Records excerpted from a collection
☆ ☆ ☆ ☆

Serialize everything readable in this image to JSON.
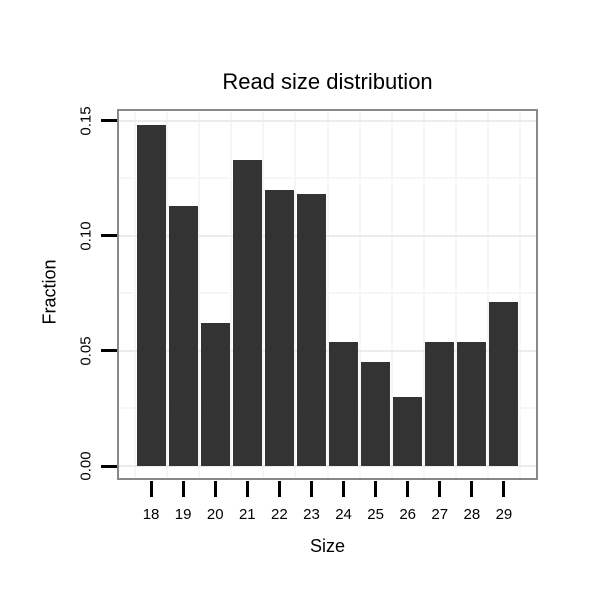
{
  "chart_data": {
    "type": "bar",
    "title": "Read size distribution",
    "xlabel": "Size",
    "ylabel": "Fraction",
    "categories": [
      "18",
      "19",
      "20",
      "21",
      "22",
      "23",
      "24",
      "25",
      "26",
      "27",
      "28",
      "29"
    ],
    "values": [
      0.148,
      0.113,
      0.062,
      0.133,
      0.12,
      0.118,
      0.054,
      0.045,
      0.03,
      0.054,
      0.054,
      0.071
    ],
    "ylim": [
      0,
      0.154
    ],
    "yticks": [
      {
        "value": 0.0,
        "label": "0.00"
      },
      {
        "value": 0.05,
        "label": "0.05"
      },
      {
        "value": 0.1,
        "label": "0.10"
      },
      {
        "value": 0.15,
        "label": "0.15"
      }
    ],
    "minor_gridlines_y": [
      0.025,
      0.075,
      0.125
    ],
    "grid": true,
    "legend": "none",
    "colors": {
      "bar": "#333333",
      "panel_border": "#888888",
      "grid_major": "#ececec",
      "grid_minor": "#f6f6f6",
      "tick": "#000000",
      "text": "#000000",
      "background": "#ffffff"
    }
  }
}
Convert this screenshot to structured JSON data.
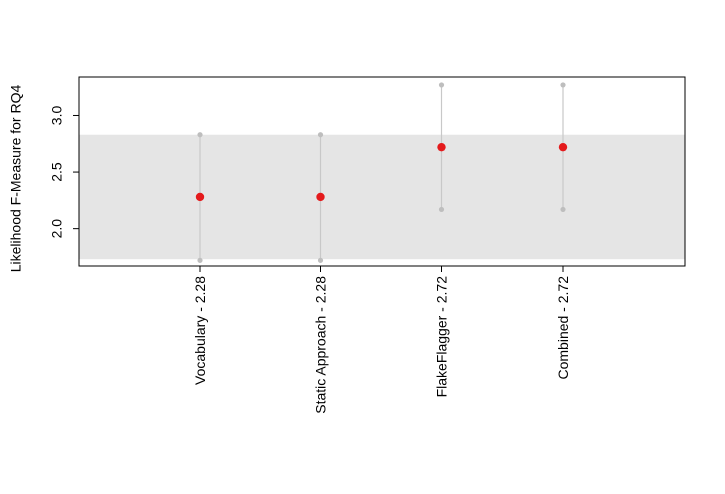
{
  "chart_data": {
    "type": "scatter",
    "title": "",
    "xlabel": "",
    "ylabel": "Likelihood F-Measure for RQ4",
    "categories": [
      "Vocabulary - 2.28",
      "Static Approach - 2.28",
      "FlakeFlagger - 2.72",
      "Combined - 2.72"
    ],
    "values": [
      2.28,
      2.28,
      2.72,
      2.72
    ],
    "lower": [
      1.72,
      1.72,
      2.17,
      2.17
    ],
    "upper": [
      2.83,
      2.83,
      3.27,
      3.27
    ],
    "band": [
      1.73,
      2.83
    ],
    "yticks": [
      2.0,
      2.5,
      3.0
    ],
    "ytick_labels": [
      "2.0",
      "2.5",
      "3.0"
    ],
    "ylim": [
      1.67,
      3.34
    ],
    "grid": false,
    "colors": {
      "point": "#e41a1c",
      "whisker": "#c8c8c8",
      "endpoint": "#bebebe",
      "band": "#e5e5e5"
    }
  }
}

☆ ☆ ☆ ☆

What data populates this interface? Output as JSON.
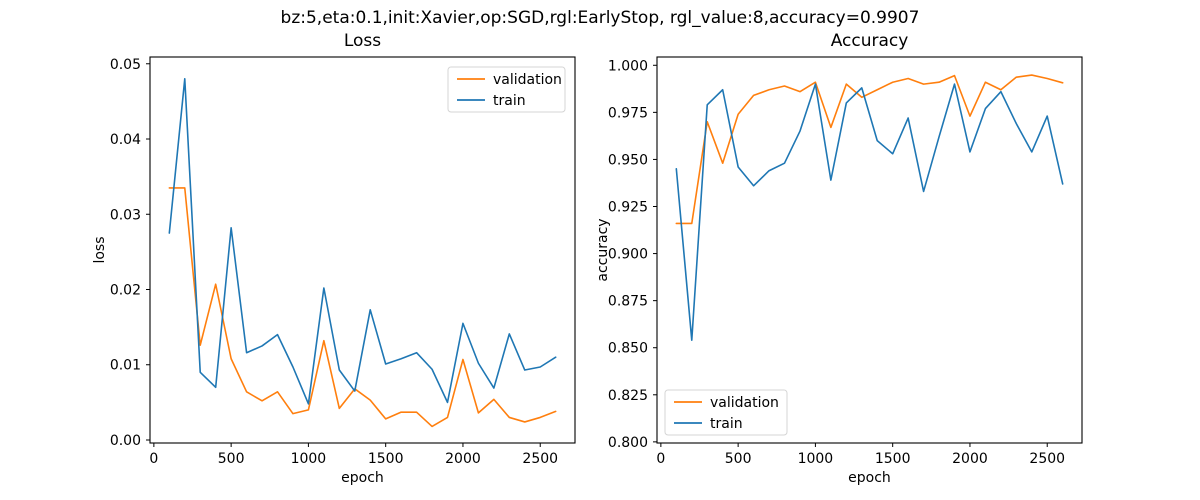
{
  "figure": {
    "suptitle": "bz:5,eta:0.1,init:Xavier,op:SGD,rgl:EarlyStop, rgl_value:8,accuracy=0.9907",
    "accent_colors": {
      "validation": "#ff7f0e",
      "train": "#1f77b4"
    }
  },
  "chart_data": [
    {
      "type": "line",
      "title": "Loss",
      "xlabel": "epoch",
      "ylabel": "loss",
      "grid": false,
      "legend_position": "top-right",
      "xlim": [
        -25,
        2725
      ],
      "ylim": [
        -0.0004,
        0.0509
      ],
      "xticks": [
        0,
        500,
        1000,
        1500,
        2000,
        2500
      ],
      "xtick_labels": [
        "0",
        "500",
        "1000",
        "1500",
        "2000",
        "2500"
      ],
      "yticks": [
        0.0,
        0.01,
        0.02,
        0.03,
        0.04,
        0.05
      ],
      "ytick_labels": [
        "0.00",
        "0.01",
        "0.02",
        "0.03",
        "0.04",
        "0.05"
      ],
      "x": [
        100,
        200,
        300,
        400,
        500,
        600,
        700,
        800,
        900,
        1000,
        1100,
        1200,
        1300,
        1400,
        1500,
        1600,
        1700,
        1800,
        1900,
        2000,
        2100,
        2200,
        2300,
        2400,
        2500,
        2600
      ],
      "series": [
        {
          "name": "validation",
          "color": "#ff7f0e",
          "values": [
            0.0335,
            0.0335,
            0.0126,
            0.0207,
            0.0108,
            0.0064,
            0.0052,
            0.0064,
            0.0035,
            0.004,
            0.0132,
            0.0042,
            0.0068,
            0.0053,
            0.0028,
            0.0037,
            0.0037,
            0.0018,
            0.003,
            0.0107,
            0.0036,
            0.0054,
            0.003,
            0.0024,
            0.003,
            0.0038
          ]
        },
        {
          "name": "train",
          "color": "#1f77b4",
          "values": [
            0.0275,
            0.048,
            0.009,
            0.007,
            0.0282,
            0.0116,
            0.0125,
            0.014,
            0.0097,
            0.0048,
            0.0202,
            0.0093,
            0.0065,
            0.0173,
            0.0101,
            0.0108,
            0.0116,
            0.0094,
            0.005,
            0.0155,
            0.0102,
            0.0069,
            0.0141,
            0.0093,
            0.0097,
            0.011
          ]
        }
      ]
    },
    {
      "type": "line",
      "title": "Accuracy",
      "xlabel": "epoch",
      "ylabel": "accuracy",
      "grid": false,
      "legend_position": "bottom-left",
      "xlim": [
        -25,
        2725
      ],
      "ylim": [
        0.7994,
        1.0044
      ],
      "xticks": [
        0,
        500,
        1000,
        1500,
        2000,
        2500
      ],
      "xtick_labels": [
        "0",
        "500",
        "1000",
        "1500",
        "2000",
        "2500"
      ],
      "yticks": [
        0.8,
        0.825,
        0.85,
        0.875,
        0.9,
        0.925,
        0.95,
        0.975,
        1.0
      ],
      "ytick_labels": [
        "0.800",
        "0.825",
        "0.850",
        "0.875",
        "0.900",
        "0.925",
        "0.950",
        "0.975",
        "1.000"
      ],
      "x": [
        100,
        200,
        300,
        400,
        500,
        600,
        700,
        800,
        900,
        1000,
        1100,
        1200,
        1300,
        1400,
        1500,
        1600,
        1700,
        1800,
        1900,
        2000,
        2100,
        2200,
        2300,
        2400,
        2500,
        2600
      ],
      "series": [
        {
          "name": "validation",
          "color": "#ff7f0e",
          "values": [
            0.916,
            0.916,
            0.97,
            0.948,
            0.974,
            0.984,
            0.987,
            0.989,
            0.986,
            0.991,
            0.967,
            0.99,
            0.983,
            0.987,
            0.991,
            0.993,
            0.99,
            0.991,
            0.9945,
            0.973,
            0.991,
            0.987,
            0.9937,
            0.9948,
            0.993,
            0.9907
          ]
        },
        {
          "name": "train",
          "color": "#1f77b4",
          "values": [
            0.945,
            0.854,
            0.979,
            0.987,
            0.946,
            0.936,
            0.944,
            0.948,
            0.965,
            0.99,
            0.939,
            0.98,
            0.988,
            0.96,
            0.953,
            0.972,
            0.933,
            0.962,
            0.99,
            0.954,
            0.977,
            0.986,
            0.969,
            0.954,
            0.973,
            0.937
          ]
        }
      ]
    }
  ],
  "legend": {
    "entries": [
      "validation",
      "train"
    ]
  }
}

☆ ☆ ☆ ☆

- Problem statement: Copy all the lines above that hold the string "xlabel".

- Answer to this problem:
    "xlabel": "Size",
    "xlabel": "",
      "xlabel": "epoch",
      "xlabel": "epoch",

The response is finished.